Requirement.
Quote the passage on dividing military pensions in divorce from "ADDITIONAL NOTE: There" up to and including "of the pension.", word for word.

It is also essential to keep records to help the spouse make the case. This includes records of taxes (state income taxes, personal and real property taxes), voting registration, home ownership, copies of the SM’s Leave and Earnings Statements, bank records and motor vehicle documents. These can help with the first part of the battle, which is the issue of domicile and residency.
Remember to help the client with costs, time and research. A fully contested equitable distribution trial or pension division trial can be costly indeed. Few clients have the will or the pocketbook for diehard resistance. Fortunately for the spouse, not many servicemembers or retirees want to risk battles over visitation, child support, alimony and other matters in a case that could be settled, just to engage in “nuclear warfare” regarding the pension. All states allow military pension division. As will be outlined below, only a few bar the division of pensions that are not vested. The job of a good lawyer is to guide the client with sage advice and serious judgment. Advice and guidance for the “big picture” along these lines is essential for those who are truly serious about helping these clients.
ADDITIONAL NOTE: There were several new developments in 2016-2018 regarding military pension division. Be sure to read these SILENT PARTNER infoletters: “Fixing the Frozen Benefit Rule,” “All Clauses Considered: Writing the Frozen Benefit Award,” “The Blended Retirement System and Divorce,” and “The Death of Indemnification.” These will add context and new information to the text below.
Roadblocks and Minefields
Our client in this example is Mrs. Roberts, the wife of Army Colonel Bill Roberts. He’s been in the Army 20 years and now they’re going through a divorce. Mrs. Roberts wants her share of the military pension. He wants to block her in the division of the pension.
There are only a few jurisdictions which bar pension division or limit it. These fall into the following categories: 1) states where there is a vesting requirement; 2) one state where ten years of marital military service is required and the pension must be vested (Alabama); and 3) one jurisdiction (Puerto Rico) which bars division of any noncontributory retirement pay.
A pension is vested when the employee is entitled to receive something upon termination of employment, whether that is in the form of a return of contributions or an early (and reduced) retirement benefit.[i] A SM with 11 years of service, for example, would not have a vested pension because there is no right to retire after 11 years’ service. One with 25 years’ service, on the other hand, would clearly have vested retirement rights.
There are two states, Indiana and Arkansas, which limit court jurisdiction over pension division to those pensions which are “vested.” Arkansas held in Holaway v. Holaway[ii] that an unvested pension is non-divisible and thus the separate property of the party who earned it. In Indiana the right to receive retired pay must be vested as of the date the divorce petition in order for the spouse to be entitled to a share, and the burden is on the non-employee spouse to prove that the pension is vested.[iii]
Alabama law provides a unique limitation on pension division jurisdiction. The law specifically states that retirement benefits are not divisible as marital property unless they are vested and the employee or “owning spouse” has ten years of pension service during the marriage.[iv]
Finally, Puerto Rico does not allow the division of noncontributory pensions at all; it treats these pension rights as separate property.[v] The military pension is noncontributory, and so it would not be divisible there. The Thrift Savings Plan, however, is divisible in Puerto Rico because it is based on marital contributions.

Layout annotation data
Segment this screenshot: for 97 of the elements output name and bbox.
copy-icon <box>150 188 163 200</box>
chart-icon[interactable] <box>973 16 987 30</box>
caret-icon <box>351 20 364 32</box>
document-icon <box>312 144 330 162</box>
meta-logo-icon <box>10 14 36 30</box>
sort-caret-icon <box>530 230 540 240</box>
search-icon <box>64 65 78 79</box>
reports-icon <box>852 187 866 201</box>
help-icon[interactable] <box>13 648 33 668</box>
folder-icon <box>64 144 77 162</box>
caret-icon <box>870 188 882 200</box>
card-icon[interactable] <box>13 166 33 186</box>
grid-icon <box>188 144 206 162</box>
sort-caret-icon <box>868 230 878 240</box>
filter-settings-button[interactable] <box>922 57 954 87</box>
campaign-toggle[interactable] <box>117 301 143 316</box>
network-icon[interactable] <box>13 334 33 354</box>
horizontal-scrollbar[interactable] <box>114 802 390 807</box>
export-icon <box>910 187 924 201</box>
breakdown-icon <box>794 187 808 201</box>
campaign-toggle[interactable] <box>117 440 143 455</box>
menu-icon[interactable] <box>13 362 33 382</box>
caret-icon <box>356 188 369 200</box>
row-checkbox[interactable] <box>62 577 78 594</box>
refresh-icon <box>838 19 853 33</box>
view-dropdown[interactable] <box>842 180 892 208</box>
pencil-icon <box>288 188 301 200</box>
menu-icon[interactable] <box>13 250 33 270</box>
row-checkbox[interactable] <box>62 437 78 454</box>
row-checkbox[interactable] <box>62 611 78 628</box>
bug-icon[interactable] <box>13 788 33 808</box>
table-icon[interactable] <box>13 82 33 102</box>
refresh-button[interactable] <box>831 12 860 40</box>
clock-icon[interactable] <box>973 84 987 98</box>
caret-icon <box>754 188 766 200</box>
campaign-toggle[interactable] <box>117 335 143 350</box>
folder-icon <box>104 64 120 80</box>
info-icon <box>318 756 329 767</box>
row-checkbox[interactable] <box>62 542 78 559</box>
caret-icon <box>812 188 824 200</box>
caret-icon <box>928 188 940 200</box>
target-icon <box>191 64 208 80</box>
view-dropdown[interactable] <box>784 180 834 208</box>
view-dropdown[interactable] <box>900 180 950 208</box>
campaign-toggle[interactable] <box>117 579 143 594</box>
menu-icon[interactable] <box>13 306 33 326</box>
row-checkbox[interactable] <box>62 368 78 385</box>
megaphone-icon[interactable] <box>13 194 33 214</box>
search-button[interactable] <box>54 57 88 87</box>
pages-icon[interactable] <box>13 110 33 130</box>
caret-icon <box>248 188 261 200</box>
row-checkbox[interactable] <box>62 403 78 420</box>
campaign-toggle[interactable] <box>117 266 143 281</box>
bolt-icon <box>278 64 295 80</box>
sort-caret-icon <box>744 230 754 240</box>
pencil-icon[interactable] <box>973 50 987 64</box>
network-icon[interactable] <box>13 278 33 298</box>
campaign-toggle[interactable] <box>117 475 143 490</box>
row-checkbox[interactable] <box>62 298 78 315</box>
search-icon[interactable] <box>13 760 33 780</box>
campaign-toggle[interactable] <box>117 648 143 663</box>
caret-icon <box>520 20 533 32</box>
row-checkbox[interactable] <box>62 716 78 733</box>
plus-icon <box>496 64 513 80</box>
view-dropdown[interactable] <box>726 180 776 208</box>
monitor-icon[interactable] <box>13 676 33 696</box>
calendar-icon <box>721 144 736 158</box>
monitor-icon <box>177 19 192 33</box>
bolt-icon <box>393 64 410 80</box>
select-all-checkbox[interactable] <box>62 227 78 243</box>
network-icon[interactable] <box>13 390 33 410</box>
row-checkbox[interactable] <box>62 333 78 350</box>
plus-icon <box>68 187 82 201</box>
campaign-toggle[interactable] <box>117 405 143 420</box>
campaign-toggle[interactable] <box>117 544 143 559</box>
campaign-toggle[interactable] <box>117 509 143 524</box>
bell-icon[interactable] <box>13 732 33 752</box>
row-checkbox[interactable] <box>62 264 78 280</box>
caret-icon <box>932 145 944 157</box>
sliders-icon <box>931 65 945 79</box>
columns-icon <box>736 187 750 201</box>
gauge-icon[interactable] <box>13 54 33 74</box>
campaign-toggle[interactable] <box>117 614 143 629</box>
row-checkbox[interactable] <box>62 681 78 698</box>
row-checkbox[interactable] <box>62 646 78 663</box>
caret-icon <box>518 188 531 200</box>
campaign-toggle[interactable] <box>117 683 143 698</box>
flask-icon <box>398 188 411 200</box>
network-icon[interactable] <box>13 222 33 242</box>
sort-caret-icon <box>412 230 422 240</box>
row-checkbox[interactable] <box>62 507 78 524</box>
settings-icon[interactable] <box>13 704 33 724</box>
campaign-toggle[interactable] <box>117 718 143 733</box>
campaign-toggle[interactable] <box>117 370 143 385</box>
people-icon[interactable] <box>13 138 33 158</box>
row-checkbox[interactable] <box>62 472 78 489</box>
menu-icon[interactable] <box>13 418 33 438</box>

Reply to the exercise.
ADDITIONAL NOTE: There were several new developments in 2016-2018 regarding military pension division. Be sure to read these SILENT PARTNER infoletters: “Fixing the Frozen Benefit Rule,” “All Clauses Considered: Writing the Frozen Benefit Award,” “The Blended Retirement System and Divorce,” and “The Death of Indemnification.” These will add context and new information to the text below.
Roadblocks and Minefields
Our client in this example is Mrs. Roberts, the wife of Army Colonel Bill Roberts. He’s been in the Army 20 years and now they’re going through a divorce. Mrs. Roberts wants her share of the military pension. He wants to block her in the division of the pension.